[Records]
<<<<
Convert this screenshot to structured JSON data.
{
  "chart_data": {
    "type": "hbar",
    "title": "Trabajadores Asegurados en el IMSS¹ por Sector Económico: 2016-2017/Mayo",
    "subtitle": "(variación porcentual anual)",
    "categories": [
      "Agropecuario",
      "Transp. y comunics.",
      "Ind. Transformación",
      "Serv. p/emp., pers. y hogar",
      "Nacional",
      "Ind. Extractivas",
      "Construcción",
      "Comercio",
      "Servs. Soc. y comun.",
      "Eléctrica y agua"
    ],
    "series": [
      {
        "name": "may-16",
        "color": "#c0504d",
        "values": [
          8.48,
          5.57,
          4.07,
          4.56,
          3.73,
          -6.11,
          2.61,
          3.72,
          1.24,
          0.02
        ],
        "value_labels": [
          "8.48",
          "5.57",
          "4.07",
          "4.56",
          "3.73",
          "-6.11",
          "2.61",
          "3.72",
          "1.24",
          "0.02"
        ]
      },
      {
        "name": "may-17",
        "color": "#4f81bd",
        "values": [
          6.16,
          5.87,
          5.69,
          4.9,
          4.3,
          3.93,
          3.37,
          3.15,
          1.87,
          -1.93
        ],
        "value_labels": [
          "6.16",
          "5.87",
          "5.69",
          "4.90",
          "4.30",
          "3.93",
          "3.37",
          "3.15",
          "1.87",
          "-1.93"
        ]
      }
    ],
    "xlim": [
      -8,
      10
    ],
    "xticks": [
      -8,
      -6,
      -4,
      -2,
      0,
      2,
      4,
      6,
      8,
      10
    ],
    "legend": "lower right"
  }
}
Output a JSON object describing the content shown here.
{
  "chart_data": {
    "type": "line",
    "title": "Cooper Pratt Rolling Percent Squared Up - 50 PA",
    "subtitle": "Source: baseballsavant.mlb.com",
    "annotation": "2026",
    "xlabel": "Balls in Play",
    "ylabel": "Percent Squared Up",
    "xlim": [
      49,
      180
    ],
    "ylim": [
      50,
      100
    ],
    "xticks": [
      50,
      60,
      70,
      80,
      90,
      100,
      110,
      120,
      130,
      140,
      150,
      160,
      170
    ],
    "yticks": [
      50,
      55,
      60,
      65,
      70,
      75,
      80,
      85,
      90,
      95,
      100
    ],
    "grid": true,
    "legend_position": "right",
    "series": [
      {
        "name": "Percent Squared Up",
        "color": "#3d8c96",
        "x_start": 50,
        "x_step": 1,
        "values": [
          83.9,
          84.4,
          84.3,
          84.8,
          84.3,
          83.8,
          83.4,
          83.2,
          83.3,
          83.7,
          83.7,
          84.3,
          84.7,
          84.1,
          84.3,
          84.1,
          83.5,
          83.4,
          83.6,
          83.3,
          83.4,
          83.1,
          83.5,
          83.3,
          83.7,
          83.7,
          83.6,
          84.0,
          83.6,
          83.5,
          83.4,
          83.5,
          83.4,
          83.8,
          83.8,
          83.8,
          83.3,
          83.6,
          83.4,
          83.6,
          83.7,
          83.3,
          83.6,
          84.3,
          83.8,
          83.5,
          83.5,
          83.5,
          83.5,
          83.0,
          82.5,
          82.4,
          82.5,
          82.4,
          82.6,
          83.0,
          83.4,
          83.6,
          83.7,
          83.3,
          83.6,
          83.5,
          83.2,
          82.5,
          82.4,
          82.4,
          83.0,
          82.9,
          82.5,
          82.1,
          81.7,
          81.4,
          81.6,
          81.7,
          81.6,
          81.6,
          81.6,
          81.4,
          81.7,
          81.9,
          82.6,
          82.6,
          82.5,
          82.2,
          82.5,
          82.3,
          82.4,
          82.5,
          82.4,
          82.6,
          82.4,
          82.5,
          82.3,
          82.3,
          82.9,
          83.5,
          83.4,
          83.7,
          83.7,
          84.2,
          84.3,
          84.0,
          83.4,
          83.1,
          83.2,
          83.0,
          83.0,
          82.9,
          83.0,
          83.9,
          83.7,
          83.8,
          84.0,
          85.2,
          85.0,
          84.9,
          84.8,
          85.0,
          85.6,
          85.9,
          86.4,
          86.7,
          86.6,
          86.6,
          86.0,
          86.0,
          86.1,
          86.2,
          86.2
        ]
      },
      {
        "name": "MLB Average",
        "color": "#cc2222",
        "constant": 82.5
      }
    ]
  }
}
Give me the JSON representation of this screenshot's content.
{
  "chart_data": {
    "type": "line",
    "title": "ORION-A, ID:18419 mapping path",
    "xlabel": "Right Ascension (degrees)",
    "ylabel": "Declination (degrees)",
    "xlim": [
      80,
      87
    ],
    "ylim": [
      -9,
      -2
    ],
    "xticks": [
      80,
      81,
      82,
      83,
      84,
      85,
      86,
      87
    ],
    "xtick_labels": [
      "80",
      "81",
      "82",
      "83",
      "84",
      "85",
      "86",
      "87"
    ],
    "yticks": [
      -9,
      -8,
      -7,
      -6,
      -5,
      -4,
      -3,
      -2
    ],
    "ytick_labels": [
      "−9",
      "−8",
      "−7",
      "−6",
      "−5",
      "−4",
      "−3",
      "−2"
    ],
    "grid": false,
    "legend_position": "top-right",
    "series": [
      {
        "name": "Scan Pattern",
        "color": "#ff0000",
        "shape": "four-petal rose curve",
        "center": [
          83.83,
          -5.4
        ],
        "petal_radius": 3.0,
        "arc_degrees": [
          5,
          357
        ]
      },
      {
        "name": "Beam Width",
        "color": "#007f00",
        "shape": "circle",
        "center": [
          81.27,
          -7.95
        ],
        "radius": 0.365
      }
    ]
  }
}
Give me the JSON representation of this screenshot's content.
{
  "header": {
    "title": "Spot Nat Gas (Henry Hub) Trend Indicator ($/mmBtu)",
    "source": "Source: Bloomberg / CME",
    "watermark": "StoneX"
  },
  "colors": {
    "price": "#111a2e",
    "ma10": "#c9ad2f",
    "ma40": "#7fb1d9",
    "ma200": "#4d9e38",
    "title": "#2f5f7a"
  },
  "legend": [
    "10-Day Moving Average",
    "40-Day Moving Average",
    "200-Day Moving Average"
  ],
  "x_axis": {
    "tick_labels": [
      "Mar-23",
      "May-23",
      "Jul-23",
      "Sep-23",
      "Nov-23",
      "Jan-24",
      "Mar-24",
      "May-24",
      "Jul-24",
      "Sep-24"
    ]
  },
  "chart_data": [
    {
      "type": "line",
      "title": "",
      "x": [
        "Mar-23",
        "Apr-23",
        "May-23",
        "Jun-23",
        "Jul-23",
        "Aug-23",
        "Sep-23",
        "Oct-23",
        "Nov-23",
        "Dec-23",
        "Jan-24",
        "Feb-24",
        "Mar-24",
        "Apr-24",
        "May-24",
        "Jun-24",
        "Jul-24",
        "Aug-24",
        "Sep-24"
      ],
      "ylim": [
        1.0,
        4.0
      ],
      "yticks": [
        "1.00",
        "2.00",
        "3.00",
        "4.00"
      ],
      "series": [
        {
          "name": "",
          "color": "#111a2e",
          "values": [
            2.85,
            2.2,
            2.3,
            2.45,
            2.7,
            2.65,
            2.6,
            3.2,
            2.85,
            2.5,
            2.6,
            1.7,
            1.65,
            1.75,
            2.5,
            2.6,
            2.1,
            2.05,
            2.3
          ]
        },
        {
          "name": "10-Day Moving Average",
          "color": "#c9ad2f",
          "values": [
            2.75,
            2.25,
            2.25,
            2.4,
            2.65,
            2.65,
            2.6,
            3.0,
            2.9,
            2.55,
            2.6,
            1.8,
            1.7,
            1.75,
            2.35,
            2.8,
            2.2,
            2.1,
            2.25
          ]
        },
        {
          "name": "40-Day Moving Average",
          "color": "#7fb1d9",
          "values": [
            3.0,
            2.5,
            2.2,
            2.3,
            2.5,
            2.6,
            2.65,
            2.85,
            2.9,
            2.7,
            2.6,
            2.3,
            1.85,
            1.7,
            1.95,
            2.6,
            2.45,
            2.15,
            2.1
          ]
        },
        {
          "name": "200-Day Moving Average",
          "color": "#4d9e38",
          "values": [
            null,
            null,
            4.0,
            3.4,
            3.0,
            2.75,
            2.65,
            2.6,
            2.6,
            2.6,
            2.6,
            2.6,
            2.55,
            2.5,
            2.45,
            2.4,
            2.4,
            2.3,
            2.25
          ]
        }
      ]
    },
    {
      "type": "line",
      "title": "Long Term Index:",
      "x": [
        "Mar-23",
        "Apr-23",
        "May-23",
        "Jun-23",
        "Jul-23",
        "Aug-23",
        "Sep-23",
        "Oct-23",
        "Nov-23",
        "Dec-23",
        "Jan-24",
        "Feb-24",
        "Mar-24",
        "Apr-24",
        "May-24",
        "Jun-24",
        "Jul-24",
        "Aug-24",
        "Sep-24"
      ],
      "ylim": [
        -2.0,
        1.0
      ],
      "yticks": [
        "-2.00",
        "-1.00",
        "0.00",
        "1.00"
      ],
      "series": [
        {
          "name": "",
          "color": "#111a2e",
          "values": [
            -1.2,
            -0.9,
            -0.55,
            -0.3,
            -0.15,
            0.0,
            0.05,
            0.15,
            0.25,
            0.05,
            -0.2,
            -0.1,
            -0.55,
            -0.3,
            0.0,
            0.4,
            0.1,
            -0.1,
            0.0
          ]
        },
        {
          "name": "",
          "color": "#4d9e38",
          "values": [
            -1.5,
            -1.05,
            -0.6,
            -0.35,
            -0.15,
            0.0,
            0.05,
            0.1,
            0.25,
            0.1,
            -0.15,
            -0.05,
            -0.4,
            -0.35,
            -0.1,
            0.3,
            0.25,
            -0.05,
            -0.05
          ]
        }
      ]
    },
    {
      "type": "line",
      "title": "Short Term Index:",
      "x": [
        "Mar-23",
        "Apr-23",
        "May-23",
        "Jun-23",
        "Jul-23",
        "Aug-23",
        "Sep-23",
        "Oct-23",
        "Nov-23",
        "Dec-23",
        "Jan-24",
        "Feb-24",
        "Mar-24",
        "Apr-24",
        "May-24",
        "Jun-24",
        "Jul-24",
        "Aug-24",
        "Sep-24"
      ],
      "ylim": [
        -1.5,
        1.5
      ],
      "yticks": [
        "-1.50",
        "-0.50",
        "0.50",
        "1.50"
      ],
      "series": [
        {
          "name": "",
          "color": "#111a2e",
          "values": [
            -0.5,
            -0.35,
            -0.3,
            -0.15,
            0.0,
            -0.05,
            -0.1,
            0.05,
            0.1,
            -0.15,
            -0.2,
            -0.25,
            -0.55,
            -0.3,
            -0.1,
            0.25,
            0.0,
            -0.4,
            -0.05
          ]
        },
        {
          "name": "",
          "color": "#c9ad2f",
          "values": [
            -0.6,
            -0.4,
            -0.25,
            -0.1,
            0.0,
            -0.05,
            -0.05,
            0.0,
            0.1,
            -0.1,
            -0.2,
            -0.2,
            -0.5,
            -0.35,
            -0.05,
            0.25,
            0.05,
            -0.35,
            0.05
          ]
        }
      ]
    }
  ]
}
>>>>
Across the material above, count every line holding "Average" and write down only the number.

- _Final answer_
7